▶ _WORK INSTRUCTIONS_:
The records that follow must be reproduced in full, exactly as written.

[Extracted data entries]
##############################
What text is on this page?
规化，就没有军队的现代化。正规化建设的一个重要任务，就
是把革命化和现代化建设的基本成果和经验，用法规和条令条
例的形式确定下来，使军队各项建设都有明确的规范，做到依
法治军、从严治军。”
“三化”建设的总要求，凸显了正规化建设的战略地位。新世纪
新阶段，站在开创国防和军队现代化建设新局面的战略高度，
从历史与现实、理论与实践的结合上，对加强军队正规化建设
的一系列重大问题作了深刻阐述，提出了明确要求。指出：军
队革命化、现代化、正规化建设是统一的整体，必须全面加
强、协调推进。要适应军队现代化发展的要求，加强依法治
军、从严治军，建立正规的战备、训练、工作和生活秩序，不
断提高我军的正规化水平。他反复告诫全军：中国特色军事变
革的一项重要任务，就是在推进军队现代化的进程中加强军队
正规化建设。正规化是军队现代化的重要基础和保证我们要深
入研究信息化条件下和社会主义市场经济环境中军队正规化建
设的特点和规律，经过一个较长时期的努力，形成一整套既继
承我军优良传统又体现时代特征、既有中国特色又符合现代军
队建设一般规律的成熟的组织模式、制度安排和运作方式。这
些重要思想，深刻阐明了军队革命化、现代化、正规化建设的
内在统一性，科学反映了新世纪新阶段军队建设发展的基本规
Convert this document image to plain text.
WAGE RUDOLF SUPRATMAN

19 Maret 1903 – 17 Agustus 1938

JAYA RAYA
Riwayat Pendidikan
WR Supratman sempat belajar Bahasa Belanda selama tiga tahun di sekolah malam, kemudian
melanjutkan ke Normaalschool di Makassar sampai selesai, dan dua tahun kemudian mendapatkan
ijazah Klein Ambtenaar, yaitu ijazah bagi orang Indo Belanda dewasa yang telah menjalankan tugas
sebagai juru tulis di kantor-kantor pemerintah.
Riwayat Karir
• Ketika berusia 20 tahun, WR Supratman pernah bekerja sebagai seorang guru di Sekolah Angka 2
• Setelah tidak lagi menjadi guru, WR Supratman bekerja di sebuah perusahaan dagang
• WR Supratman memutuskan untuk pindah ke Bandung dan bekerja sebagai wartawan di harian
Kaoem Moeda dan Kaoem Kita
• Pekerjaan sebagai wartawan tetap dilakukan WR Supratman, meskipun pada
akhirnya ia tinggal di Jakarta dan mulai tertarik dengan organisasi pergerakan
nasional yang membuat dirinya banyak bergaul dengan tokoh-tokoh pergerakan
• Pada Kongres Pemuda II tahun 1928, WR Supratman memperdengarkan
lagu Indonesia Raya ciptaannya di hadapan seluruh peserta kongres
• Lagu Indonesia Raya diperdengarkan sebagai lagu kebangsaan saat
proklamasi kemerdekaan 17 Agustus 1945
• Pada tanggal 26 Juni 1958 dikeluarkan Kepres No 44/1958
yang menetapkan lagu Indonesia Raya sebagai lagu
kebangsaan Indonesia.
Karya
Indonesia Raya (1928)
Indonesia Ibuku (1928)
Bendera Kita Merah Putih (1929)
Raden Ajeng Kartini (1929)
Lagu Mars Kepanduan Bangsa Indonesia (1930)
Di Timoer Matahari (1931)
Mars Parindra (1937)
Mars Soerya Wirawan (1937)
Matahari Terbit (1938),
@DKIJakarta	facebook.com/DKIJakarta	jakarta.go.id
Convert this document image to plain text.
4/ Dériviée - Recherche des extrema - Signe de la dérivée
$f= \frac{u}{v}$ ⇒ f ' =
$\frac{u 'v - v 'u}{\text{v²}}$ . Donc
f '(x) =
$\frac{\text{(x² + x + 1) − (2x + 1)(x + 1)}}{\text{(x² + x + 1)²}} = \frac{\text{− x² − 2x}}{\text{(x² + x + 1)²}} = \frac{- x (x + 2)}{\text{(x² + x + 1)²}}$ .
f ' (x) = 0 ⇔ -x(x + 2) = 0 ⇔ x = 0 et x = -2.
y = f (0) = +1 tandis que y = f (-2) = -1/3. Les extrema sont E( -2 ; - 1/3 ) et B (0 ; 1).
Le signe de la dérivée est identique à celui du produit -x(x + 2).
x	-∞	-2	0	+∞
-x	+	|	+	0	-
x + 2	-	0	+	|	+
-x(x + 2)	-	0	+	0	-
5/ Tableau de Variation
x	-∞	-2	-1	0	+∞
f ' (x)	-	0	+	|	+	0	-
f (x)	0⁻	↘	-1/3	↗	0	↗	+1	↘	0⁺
##############################
▶ _EXPECTED ANSWER_:
What text is on this page?
规化，就没有军队的现代化。正规化建设的一个重要任务，就
是把革命化和现代化建设的基本成果和经验，用法规和条令条
例的形式确定下来，使军队各项建设都有明确的规范，做到依
法治军、从严治军。”
“三化”建设的总要求，凸显了正规化建设的战略地位。新世纪
新阶段，站在开创国防和军队现代化建设新局面的战略高度，
从历史与现实、理论与实践的结合上，对加强军队正规化建设
的一系列重大问题作了深刻阐述，提出了明确要求。指出：军
队革命化、现代化、正规化建设是统一的整体，必须全面加
强、协调推进。要适应军队现代化发展的要求，加强依法治
军、从严治军，建立正规的战备、训练、工作和生活秩序，不
断提高我军的正规化水平。他反复告诫全军：中国特色军事变
革的一项重要任务，就是在推进军队现代化的进程中加强军队
正规化建设。正规化是军队现代化的重要基础和保证我们要深
入研究信息化条件下和社会主义市场经济环境中军队正规化建
设的特点和规律，经过一个较长时期的努力，形成一整套既继
承我军优良传统又体现时代特征、既有中国特色又符合现代军
队建设一般规律的成熟的组织模式、制度安排和运作方式。这
些重要思想，深刻阐明了军队革命化、现代化、正规化建设的
内在统一性，科学反映了新世纪新阶段军队建设发展的基本规
Convert this document image to plain text.
WAGE RUDOLF SUPRATMAN

19 Maret 1903 – 17 Agustus 1938

JAYA RAYA
Riwayat Pendidikan
WR Supratman sempat belajar Bahasa Belanda selama tiga tahun di sekolah malam, kemudian
melanjutkan ke Normaalschool di Makassar sampai selesai, dan dua tahun kemudian mendapatkan
ijazah Klein Ambtenaar, yaitu ijazah bagi orang Indo Belanda dewasa yang telah menjalankan tugas
sebagai juru tulis di kantor-kantor pemerintah.
Riwayat Karir
• Ketika berusia 20 tahun, WR Supratman pernah bekerja sebagai seorang guru di Sekolah Angka 2
• Setelah tidak lagi menjadi guru, WR Supratman bekerja di sebuah perusahaan dagang
• WR Supratman memutuskan untuk pindah ke Bandung dan bekerja sebagai wartawan di harian
Kaoem Moeda dan Kaoem Kita
• Pekerjaan sebagai wartawan tetap dilakukan WR Supratman, meskipun pada
akhirnya ia tinggal di Jakarta dan mulai tertarik dengan organisasi pergerakan
nasional yang membuat dirinya banyak bergaul dengan tokoh-tokoh pergerakan
• Pada Kongres Pemuda II tahun 1928, WR Supratman memperdengarkan
lagu Indonesia Raya ciptaannya di hadapan seluruh peserta kongres
• Lagu Indonesia Raya diperdengarkan sebagai lagu kebangsaan saat
proklamasi kemerdekaan 17 Agustus 1945
• Pada tanggal 26 Juni 1958 dikeluarkan Kepres No 44/1958
yang menetapkan lagu Indonesia Raya sebagai lagu
kebangsaan Indonesia.
Karya
Indonesia Raya (1928)
Indonesia Ibuku (1928)
Bendera Kita Merah Putih (1929)
Raden Ajeng Kartini (1929)
Lagu Mars Kepanduan Bangsa Indonesia (1930)
Di Timoer Matahari (1931)
Mars Parindra (1937)
Mars Soerya Wirawan (1937)
Matahari Terbit (1938),
@DKIJakarta	facebook.com/DKIJakarta	jakarta.go.id
Convert this document image to plain text.
4/ Dériviée - Recherche des extrema - Signe de la dérivée
$f= \frac{u}{v}$ ⇒ f ' =
$\frac{u 'v - v 'u}{\text{v²}}$ . Donc
f '(x) =
$\frac{\text{(x² + x + 1) − (2x + 1)(x + 1)}}{\text{(x² + x + 1)²}} = \frac{\text{− x² − 2x}}{\text{(x² + x + 1)²}} = \frac{- x (x + 2)}{\text{(x² + x + 1)²}}$ .
f ' (x) = 0 ⇔ -x(x + 2) = 0 ⇔ x = 0 et x = -2.
y = f (0) = +1 tandis que y = f (-2) = -1/3. Les extrema sont E( -2 ; - 1/3 ) et B (0 ; 1).
Le signe de la dérivée est identique à celui du produit -x(x + 2).
x	-∞	-2	0	+∞
-x	+	|	+	0	-
x + 2	-	0	+	|	+
-x(x + 2)	-	0	+	0	-
5/ Tableau de Variation
x	-∞	-2	-1	0	+∞
f ' (x)	-	0	+	|	+	0	-
f (x)	0⁻	↘	-1/3	↗	0	↗	+1	↘	0⁺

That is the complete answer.